Your goal: In the items below, how many lines contain the string "labels"? Count them and reply with the number alone.

Records for the task:
========================

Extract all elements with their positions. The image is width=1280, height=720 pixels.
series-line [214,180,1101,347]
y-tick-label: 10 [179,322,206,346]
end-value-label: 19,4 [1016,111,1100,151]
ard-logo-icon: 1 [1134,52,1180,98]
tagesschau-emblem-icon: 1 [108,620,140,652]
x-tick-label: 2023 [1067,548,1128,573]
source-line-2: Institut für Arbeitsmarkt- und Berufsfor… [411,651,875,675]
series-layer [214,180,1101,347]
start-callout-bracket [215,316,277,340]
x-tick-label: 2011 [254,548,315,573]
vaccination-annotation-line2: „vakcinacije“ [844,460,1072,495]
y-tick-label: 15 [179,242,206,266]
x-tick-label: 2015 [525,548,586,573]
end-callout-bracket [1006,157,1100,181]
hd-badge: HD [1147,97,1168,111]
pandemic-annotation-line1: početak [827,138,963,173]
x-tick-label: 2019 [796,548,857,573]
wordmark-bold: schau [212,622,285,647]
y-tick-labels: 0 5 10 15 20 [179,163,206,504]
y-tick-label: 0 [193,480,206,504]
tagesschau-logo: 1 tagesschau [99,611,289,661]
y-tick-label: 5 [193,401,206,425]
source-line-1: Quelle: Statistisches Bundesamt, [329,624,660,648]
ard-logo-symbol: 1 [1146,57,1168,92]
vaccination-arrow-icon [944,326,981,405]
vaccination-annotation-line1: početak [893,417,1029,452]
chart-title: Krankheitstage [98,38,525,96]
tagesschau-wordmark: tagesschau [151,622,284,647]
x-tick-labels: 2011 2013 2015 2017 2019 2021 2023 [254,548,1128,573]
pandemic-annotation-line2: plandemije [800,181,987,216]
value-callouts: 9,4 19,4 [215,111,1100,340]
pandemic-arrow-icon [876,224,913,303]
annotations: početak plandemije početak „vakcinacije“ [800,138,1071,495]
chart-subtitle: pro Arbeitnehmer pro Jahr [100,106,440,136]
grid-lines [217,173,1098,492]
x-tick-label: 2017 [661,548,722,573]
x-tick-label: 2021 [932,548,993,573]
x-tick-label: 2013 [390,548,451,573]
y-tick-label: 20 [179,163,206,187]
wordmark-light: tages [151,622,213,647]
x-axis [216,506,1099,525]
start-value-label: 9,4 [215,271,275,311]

========================

Completed exercise: 2